**REQUEST**
Restate the records that follow word for word; no pictures should appear.

**DATA SUPPLIED**

* BEGIN *

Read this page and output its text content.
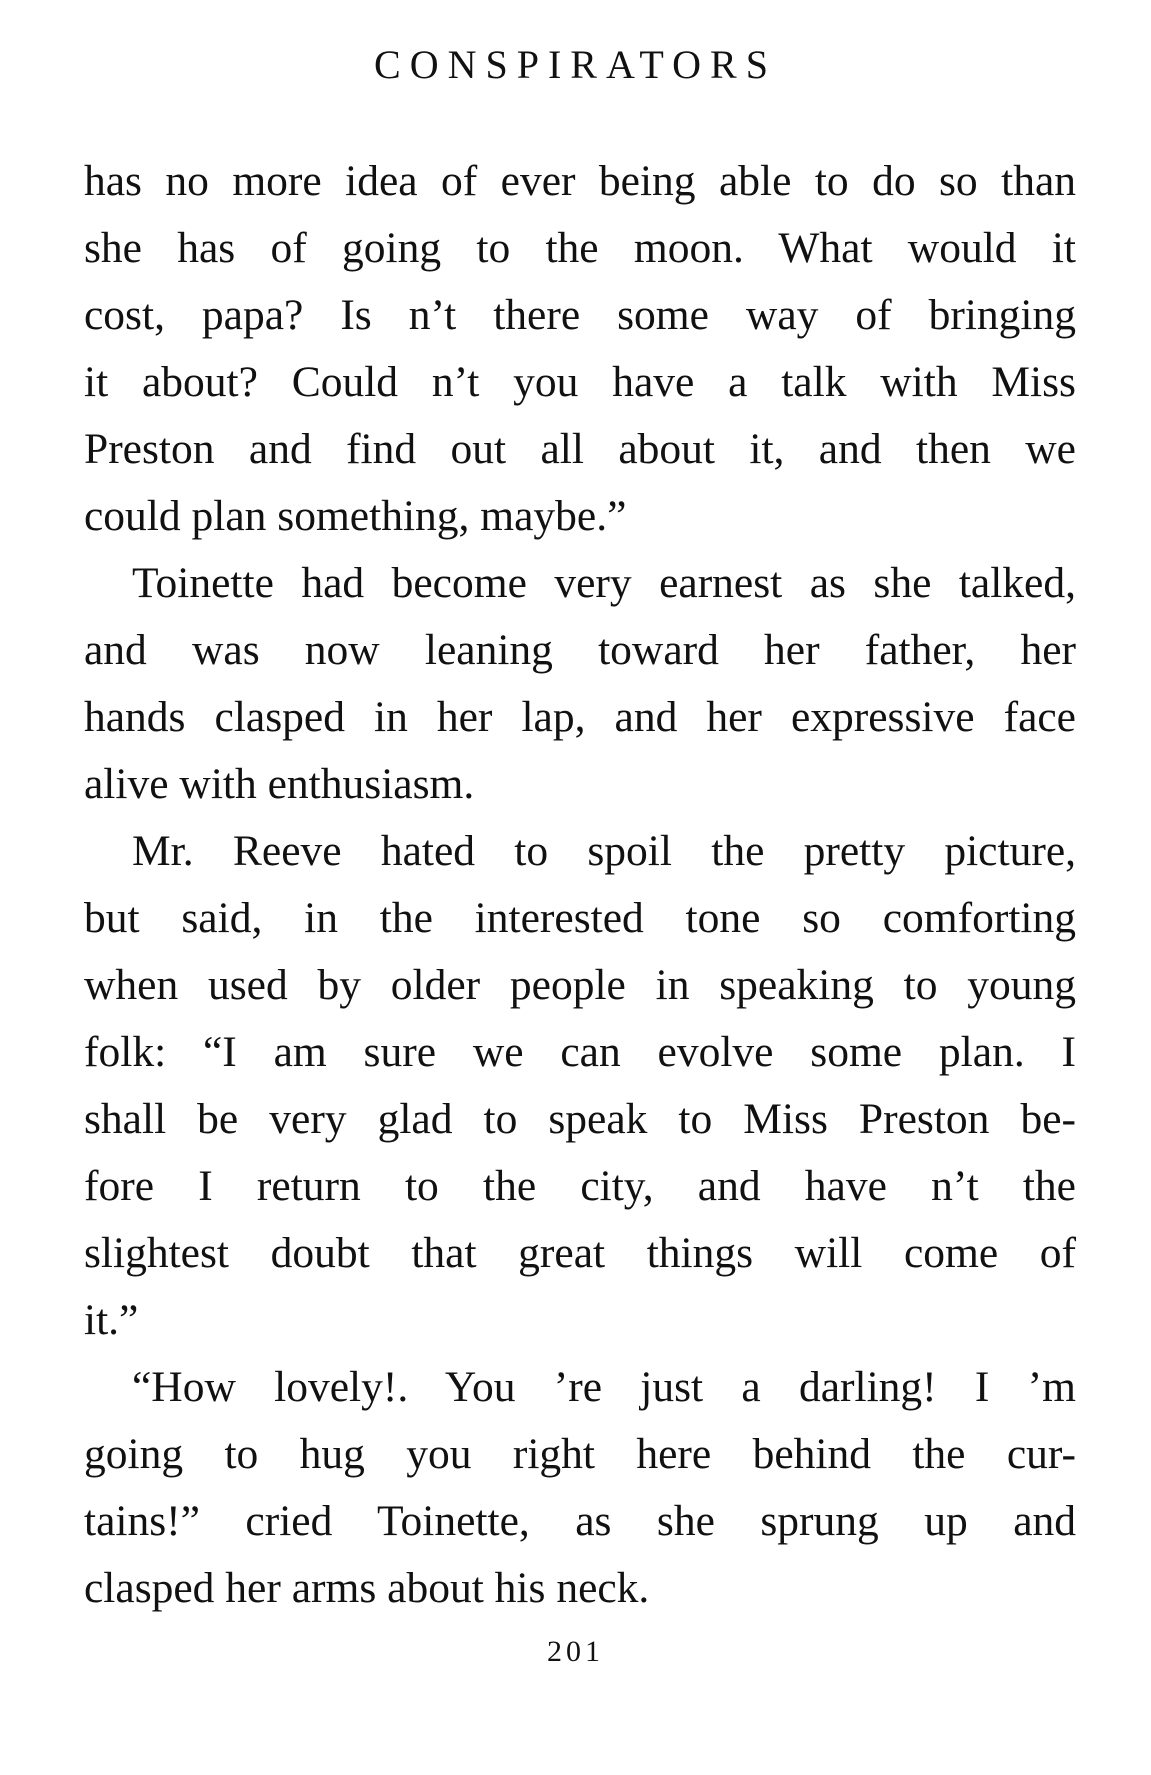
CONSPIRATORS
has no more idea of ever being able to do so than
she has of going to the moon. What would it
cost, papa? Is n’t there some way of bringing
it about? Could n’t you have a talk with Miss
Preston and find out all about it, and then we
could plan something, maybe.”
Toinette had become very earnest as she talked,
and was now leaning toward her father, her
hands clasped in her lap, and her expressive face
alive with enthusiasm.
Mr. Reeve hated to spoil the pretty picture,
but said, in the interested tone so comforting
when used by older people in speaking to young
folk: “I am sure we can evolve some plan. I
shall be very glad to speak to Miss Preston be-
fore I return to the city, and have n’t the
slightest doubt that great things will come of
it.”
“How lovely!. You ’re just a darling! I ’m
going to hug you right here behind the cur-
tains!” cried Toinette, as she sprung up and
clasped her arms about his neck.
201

* END *

**SOLVED EXERCISE**
Read this page and output its text content.
CONSPIRATORS
has no more idea of ever being able to do so than
she has of going to the moon. What would it
cost, papa? Is n’t there some way of bringing
it about? Could n’t you have a talk with Miss
Preston and find out all about it, and then we
could plan something, maybe.”
Toinette had become very earnest as she talked,
and was now leaning toward her father, her
hands clasped in her lap, and her expressive face
alive with enthusiasm.
Mr. Reeve hated to spoil the pretty picture,
but said, in the interested tone so comforting
when used by older people in speaking to young
folk: “I am sure we can evolve some plan. I
shall be very glad to speak to Miss Preston be-
fore I return to the city, and have n’t the
slightest doubt that great things will come of
it.”
“How lovely!. You ’re just a darling! I ’m
going to hug you right here behind the cur-
tains!” cried Toinette, as she sprung up and
clasped her arms about his neck.
201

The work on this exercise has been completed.